#### AIM:
For every line in the data below that contains "JSON", copy the line.

#### SUPPLIED RECORDS:
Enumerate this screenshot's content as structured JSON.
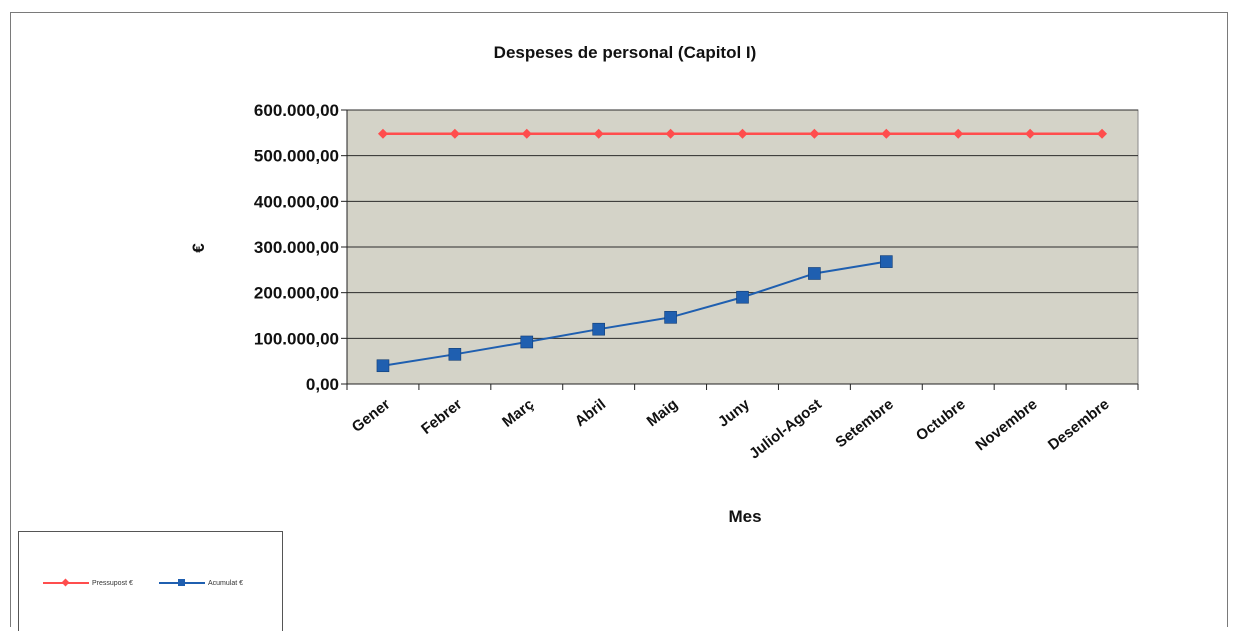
{
  "chart_data": {
    "type": "line",
    "title": "Despeses de personal (Capitol I)",
    "xlabel": "Mes",
    "ylabel": "€",
    "categories": [
      "Gener",
      "Febrer",
      "Març",
      "Abril",
      "Maig",
      "Juny",
      "Juliol-Agost",
      "Setembre",
      "Octubre",
      "Novembre",
      "Desembre"
    ],
    "ylim": [
      0,
      600000
    ],
    "yticks": [
      {
        "value": 0,
        "label": "0,00"
      },
      {
        "value": 100000,
        "label": "100.000,00"
      },
      {
        "value": 200000,
        "label": "200.000,00"
      },
      {
        "value": 300000,
        "label": "300.000,00"
      },
      {
        "value": 400000,
        "label": "400.000,00"
      },
      {
        "value": 500000,
        "label": "500.000,00"
      },
      {
        "value": 600000,
        "label": "600.000,00"
      }
    ],
    "grid": true,
    "legend_position": "bottom-left",
    "plot_background": "#d4d3c8",
    "series": [
      {
        "name": "Pressupost €",
        "color": "#ff4d4d",
        "marker": "diamond",
        "values": [
          548000,
          548000,
          548000,
          548000,
          548000,
          548000,
          548000,
          548000,
          548000,
          548000,
          548000
        ]
      },
      {
        "name": "Acumulat €",
        "color": "#1f5fb0",
        "marker": "square",
        "values": [
          40000,
          65000,
          92000,
          120000,
          146000,
          190000,
          242000,
          268000,
          null,
          null,
          null
        ]
      }
    ]
  }
}
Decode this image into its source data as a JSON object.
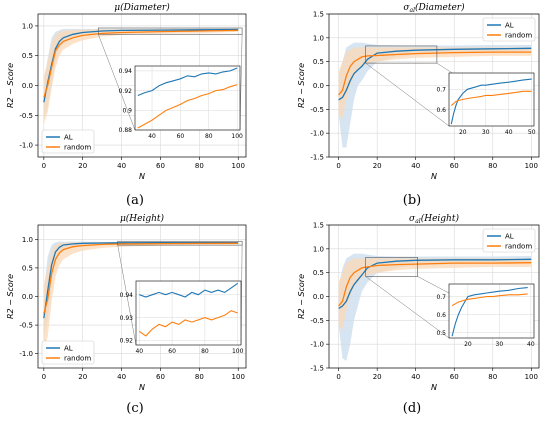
{
  "colors": {
    "al": "#1f77b4",
    "random": "#ff7f0e",
    "al_band": "#c9dcee",
    "random_band": "#fbd8b6",
    "grid": "#d9d9d9"
  },
  "panels": [
    {
      "letter": "(a)"
    },
    {
      "letter": "(b)"
    },
    {
      "letter": "(c)"
    },
    {
      "letter": "(d)"
    }
  ],
  "chart_data": [
    {
      "type": "line",
      "title": "μ(Diameter)",
      "xlabel": "N",
      "ylabel": "R2 − Score",
      "xlim": [
        -3,
        104
      ],
      "ylim": [
        -1.2,
        1.2
      ],
      "xticks": [
        0,
        20,
        40,
        60,
        80,
        100
      ],
      "yticks": [
        -1.0,
        -0.5,
        0.0,
        0.5,
        1.0
      ],
      "grid": true,
      "legend": "lower-left",
      "series": [
        {
          "name": "AL",
          "x": [
            0,
            2,
            4,
            6,
            8,
            10,
            15,
            20,
            30,
            40,
            60,
            80,
            100
          ],
          "y": [
            -0.28,
            0.05,
            0.35,
            0.62,
            0.74,
            0.8,
            0.86,
            0.89,
            0.915,
            0.925,
            0.93,
            0.935,
            0.94
          ],
          "lo": [
            -0.55,
            -0.35,
            0.0,
            0.4,
            0.6,
            0.7,
            0.82,
            0.87,
            0.9,
            0.91,
            0.92,
            0.925,
            0.93
          ],
          "hi": [
            0.1,
            0.45,
            0.8,
            0.9,
            0.93,
            0.95,
            0.95,
            0.95,
            0.95,
            0.95,
            0.95,
            0.955,
            0.955
          ]
        },
        {
          "name": "random",
          "x": [
            0,
            2,
            4,
            6,
            8,
            10,
            15,
            20,
            30,
            40,
            60,
            80,
            100
          ],
          "y": [
            -0.2,
            0.0,
            0.3,
            0.58,
            0.68,
            0.74,
            0.8,
            0.84,
            0.875,
            0.89,
            0.905,
            0.915,
            0.925
          ],
          "lo": [
            -0.65,
            -0.45,
            -0.05,
            0.3,
            0.5,
            0.6,
            0.7,
            0.76,
            0.82,
            0.85,
            0.87,
            0.88,
            0.9
          ],
          "hi": [
            0.15,
            0.4,
            0.7,
            0.85,
            0.9,
            0.92,
            0.93,
            0.94,
            0.94,
            0.945,
            0.95,
            0.95,
            0.95
          ]
        }
      ],
      "inset": {
        "xlim": [
          28,
          102
        ],
        "ylim": [
          0.88,
          0.945
        ],
        "xticks": [
          40,
          60,
          80,
          100
        ],
        "yticks": [
          0.88,
          0.9,
          0.92,
          0.94
        ],
        "series": [
          {
            "name": "AL",
            "x": [
              30,
              35,
              40,
              45,
              50,
              55,
              60,
              65,
              70,
              75,
              80,
              85,
              90,
              95,
              100
            ],
            "y": [
              0.915,
              0.918,
              0.92,
              0.925,
              0.928,
              0.93,
              0.932,
              0.935,
              0.934,
              0.937,
              0.938,
              0.937,
              0.939,
              0.94,
              0.943
            ]
          },
          {
            "name": "random",
            "x": [
              30,
              35,
              40,
              45,
              50,
              55,
              60,
              65,
              70,
              75,
              80,
              85,
              90,
              95,
              100
            ],
            "y": [
              0.882,
              0.886,
              0.89,
              0.895,
              0.9,
              0.903,
              0.906,
              0.91,
              0.912,
              0.915,
              0.917,
              0.92,
              0.921,
              0.924,
              0.926
            ]
          }
        ]
      }
    },
    {
      "type": "line",
      "title": "σ_al(Diameter)",
      "xlabel": "N",
      "ylabel": "R2 − Score",
      "xlim": [
        -5,
        104
      ],
      "ylim": [
        -1.5,
        1.5
      ],
      "xticks": [
        0,
        20,
        40,
        60,
        80,
        100
      ],
      "yticks": [
        -1.5,
        -1.0,
        -0.5,
        0.0,
        0.5,
        1.0,
        1.5
      ],
      "grid": true,
      "legend": "top-right",
      "series": [
        {
          "name": "AL",
          "x": [
            0,
            2,
            4,
            6,
            8,
            10,
            12,
            15,
            20,
            30,
            40,
            60,
            80,
            100
          ],
          "y": [
            -0.3,
            -0.25,
            -0.1,
            0.1,
            0.25,
            0.33,
            0.4,
            0.55,
            0.68,
            0.72,
            0.74,
            0.76,
            0.77,
            0.78
          ],
          "lo": [
            -0.6,
            -1.3,
            -1.3,
            -0.8,
            -0.3,
            0.0,
            0.1,
            0.3,
            0.5,
            0.6,
            0.65,
            0.68,
            0.7,
            0.72
          ],
          "hi": [
            0.2,
            0.5,
            0.8,
            0.85,
            0.9,
            0.9,
            0.9,
            0.88,
            0.85,
            0.84,
            0.84,
            0.84,
            0.85,
            0.85
          ]
        },
        {
          "name": "random",
          "x": [
            0,
            2,
            4,
            6,
            8,
            10,
            12,
            15,
            20,
            30,
            40,
            60,
            80,
            100
          ],
          "y": [
            -0.2,
            -0.1,
            0.2,
            0.4,
            0.5,
            0.55,
            0.6,
            0.62,
            0.63,
            0.65,
            0.67,
            0.69,
            0.7,
            0.7
          ],
          "lo": [
            -0.6,
            -0.7,
            -0.3,
            0.0,
            0.2,
            0.3,
            0.4,
            0.45,
            0.5,
            0.55,
            0.58,
            0.6,
            0.62,
            0.62
          ],
          "hi": [
            0.3,
            0.5,
            0.7,
            0.75,
            0.8,
            0.8,
            0.8,
            0.8,
            0.8,
            0.8,
            0.8,
            0.8,
            0.8,
            0.8
          ]
        }
      ],
      "inset": {
        "xlim": [
          14,
          51
        ],
        "ylim": [
          0.52,
          0.78
        ],
        "xticks": [
          20,
          30,
          40,
          50
        ],
        "yticks": [
          0.6,
          0.7
        ],
        "series": [
          {
            "name": "AL",
            "x": [
              15,
              16,
              17,
              18,
              20,
              22,
              25,
              28,
              30,
              33,
              36,
              40,
              43,
              46,
              50
            ],
            "y": [
              0.53,
              0.58,
              0.62,
              0.65,
              0.68,
              0.7,
              0.71,
              0.72,
              0.72,
              0.725,
              0.73,
              0.735,
              0.74,
              0.745,
              0.75
            ]
          },
          {
            "name": "random",
            "x": [
              15,
              16,
              17,
              18,
              20,
              22,
              25,
              28,
              30,
              33,
              36,
              40,
              43,
              46,
              50
            ],
            "y": [
              0.62,
              0.63,
              0.64,
              0.645,
              0.65,
              0.655,
              0.66,
              0.665,
              0.67,
              0.67,
              0.675,
              0.68,
              0.685,
              0.69,
              0.69
            ]
          }
        ]
      }
    },
    {
      "type": "line",
      "title": "μ(Height)",
      "xlabel": "N",
      "ylabel": "R2 − Score",
      "xlim": [
        -3,
        104
      ],
      "ylim": [
        -1.25,
        1.25
      ],
      "xticks": [
        0,
        20,
        40,
        60,
        80,
        100
      ],
      "yticks": [
        -1.0,
        -0.5,
        0.0,
        0.5,
        1.0
      ],
      "grid": true,
      "legend": "lower-left",
      "series": [
        {
          "name": "AL",
          "x": [
            0,
            2,
            4,
            6,
            8,
            10,
            15,
            20,
            30,
            40,
            60,
            80,
            100
          ],
          "y": [
            -0.38,
            0.1,
            0.55,
            0.78,
            0.86,
            0.9,
            0.92,
            0.93,
            0.935,
            0.938,
            0.94,
            0.94,
            0.942
          ],
          "lo": [
            -0.7,
            -0.4,
            0.2,
            0.6,
            0.75,
            0.82,
            0.88,
            0.9,
            0.91,
            0.92,
            0.925,
            0.93,
            0.93
          ],
          "hi": [
            0.1,
            0.7,
            0.9,
            0.95,
            0.96,
            0.96,
            0.96,
            0.96,
            0.955,
            0.955,
            0.955,
            0.955,
            0.955
          ]
        },
        {
          "name": "random",
          "x": [
            0,
            2,
            4,
            6,
            8,
            10,
            15,
            20,
            30,
            40,
            60,
            80,
            100
          ],
          "y": [
            -0.3,
            -0.05,
            0.4,
            0.65,
            0.76,
            0.82,
            0.87,
            0.89,
            0.91,
            0.92,
            0.925,
            0.928,
            0.93
          ],
          "lo": [
            -1.0,
            -0.7,
            -0.1,
            0.35,
            0.55,
            0.65,
            0.75,
            0.8,
            0.85,
            0.87,
            0.89,
            0.9,
            0.91
          ],
          "hi": [
            0.2,
            0.5,
            0.8,
            0.9,
            0.93,
            0.94,
            0.95,
            0.95,
            0.95,
            0.95,
            0.95,
            0.95,
            0.95
          ]
        }
      ],
      "inset": {
        "xlim": [
          38,
          102
        ],
        "ylim": [
          0.918,
          0.946
        ],
        "xticks": [
          40,
          60,
          80,
          100
        ],
        "yticks": [
          0.92,
          0.93,
          0.94
        ],
        "series": [
          {
            "name": "AL",
            "x": [
              40,
              44,
              48,
              52,
              56,
              60,
              64,
              68,
              72,
              76,
              80,
              84,
              88,
              92,
              96,
              100
            ],
            "y": [
              0.94,
              0.939,
              0.94,
              0.941,
              0.94,
              0.941,
              0.94,
              0.939,
              0.941,
              0.94,
              0.942,
              0.941,
              0.942,
              0.941,
              0.943,
              0.945
            ]
          },
          {
            "name": "random",
            "x": [
              40,
              44,
              48,
              52,
              56,
              60,
              64,
              68,
              72,
              76,
              80,
              84,
              88,
              92,
              96,
              100
            ],
            "y": [
              0.924,
              0.922,
              0.925,
              0.927,
              0.926,
              0.928,
              0.927,
              0.929,
              0.928,
              0.929,
              0.93,
              0.929,
              0.93,
              0.931,
              0.933,
              0.932
            ]
          }
        ]
      }
    },
    {
      "type": "line",
      "title": "σ_al(Height)",
      "xlabel": "N",
      "ylabel": "R2 − Score",
      "xlim": [
        -5,
        104
      ],
      "ylim": [
        -1.5,
        1.5
      ],
      "xticks": [
        0,
        20,
        40,
        60,
        80,
        100
      ],
      "yticks": [
        -1.5,
        -1.0,
        -0.5,
        0.0,
        0.5,
        1.0,
        1.5
      ],
      "grid": true,
      "legend": "top-right",
      "series": [
        {
          "name": "AL",
          "x": [
            0,
            2,
            4,
            6,
            8,
            10,
            12,
            15,
            20,
            30,
            40,
            60,
            80,
            100
          ],
          "y": [
            -0.25,
            -0.2,
            -0.1,
            0.1,
            0.25,
            0.35,
            0.45,
            0.6,
            0.7,
            0.74,
            0.76,
            0.77,
            0.77,
            0.78
          ],
          "lo": [
            -0.6,
            -1.3,
            -1.35,
            -1.0,
            -0.5,
            -0.2,
            0.1,
            0.3,
            0.5,
            0.6,
            0.65,
            0.68,
            0.7,
            0.7
          ],
          "hi": [
            0.2,
            0.6,
            0.8,
            0.85,
            0.9,
            0.9,
            0.9,
            0.88,
            0.85,
            0.84,
            0.84,
            0.84,
            0.84,
            0.85
          ]
        },
        {
          "name": "random",
          "x": [
            0,
            2,
            4,
            6,
            8,
            10,
            12,
            15,
            20,
            30,
            40,
            60,
            80,
            100
          ],
          "y": [
            -0.2,
            -0.1,
            0.2,
            0.4,
            0.5,
            0.55,
            0.6,
            0.62,
            0.65,
            0.67,
            0.68,
            0.7,
            0.7,
            0.71
          ],
          "lo": [
            -0.6,
            -0.7,
            -0.3,
            0.0,
            0.2,
            0.3,
            0.4,
            0.45,
            0.5,
            0.55,
            0.58,
            0.6,
            0.62,
            0.62
          ],
          "hi": [
            0.3,
            0.5,
            0.7,
            0.75,
            0.8,
            0.8,
            0.8,
            0.8,
            0.8,
            0.8,
            0.8,
            0.8,
            0.8,
            0.8
          ]
        }
      ],
      "inset": {
        "xlim": [
          14,
          41
        ],
        "ylim": [
          0.47,
          0.77
        ],
        "xticks": [
          20,
          30,
          40
        ],
        "yticks": [
          0.5,
          0.6,
          0.7
        ],
        "series": [
          {
            "name": "AL",
            "x": [
              15,
              16,
              17,
              18,
              19,
              20,
              22,
              24,
              26,
              28,
              30,
              33,
              36,
              39
            ],
            "y": [
              0.48,
              0.55,
              0.6,
              0.64,
              0.67,
              0.7,
              0.71,
              0.715,
              0.72,
              0.725,
              0.73,
              0.735,
              0.745,
              0.75
            ]
          },
          {
            "name": "random",
            "x": [
              15,
              16,
              17,
              18,
              19,
              20,
              22,
              24,
              26,
              28,
              30,
              33,
              36,
              39
            ],
            "y": [
              0.65,
              0.66,
              0.67,
              0.675,
              0.68,
              0.685,
              0.69,
              0.695,
              0.7,
              0.7,
              0.705,
              0.71,
              0.71,
              0.715
            ]
          }
        ]
      }
    }
  ]
}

#### EXERCISE RESPONSE:
Enumerate this screenshot's content as structured JSON.
Decode this image into its source data as a JSON object.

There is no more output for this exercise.